EXERCISE PROMPT – Copy out each line containing "document" from the entries below.

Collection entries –
= = = =

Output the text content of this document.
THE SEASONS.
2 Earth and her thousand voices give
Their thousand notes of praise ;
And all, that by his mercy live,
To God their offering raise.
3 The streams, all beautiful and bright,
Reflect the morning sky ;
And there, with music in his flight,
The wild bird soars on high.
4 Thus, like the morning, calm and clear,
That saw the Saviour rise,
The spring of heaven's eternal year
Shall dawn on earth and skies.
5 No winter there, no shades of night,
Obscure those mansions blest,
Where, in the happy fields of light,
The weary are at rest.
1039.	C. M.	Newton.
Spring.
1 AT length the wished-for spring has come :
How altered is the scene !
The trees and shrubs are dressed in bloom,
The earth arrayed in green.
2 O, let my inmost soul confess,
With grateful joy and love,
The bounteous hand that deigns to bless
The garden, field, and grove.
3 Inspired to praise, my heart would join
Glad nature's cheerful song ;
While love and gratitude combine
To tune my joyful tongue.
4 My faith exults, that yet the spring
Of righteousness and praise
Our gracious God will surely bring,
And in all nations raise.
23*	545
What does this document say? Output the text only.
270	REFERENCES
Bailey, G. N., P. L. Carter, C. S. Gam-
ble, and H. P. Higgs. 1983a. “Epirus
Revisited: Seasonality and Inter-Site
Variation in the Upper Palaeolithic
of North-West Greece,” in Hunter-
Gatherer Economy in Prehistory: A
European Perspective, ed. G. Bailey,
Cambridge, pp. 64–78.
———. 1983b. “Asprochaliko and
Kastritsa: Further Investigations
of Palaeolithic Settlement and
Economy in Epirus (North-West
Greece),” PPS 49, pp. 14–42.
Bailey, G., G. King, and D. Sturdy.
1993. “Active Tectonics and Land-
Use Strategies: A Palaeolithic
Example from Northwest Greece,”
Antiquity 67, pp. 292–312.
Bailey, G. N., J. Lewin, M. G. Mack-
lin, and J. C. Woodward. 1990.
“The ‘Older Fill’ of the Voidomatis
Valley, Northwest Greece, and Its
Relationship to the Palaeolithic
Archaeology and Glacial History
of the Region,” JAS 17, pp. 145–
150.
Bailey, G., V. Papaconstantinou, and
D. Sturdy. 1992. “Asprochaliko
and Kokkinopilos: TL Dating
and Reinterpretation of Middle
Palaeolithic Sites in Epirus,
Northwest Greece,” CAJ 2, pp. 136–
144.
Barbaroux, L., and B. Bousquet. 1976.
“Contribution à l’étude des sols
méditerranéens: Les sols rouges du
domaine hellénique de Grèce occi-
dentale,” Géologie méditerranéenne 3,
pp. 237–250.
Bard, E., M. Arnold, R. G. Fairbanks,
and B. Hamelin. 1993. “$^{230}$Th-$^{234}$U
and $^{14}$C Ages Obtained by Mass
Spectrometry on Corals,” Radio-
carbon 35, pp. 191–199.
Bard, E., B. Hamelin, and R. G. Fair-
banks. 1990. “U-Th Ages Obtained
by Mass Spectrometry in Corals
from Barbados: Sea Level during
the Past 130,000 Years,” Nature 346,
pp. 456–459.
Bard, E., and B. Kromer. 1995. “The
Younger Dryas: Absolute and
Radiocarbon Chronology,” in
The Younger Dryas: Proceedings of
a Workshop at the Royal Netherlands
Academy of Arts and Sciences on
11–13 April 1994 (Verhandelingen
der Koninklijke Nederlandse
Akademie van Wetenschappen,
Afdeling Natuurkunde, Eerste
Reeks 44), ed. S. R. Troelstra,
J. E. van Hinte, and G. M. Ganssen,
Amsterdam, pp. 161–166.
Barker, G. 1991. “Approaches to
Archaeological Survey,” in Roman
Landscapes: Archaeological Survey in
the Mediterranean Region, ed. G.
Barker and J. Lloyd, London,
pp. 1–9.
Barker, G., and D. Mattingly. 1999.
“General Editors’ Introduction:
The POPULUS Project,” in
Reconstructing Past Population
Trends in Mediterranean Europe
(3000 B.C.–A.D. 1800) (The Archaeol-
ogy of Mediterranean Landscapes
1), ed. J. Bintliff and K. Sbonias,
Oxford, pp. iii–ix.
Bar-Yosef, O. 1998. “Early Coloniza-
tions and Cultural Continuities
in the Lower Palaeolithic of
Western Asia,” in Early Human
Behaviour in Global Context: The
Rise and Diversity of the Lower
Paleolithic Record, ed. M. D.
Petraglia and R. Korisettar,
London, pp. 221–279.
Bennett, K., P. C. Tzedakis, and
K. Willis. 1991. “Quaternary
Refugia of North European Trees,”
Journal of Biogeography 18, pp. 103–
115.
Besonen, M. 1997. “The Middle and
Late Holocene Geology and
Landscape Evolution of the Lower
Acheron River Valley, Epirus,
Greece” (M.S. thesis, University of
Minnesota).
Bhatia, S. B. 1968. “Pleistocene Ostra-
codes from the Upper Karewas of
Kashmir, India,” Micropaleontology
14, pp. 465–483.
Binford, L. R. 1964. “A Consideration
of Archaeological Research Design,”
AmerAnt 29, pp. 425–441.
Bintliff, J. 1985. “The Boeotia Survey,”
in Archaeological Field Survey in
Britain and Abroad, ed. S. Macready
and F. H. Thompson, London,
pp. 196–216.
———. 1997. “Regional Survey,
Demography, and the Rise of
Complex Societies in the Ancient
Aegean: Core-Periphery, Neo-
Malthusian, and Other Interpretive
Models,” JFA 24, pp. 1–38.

= = = =

TASK OUTPUT –
Output the text content of this document.
What does this document say? Output the text only.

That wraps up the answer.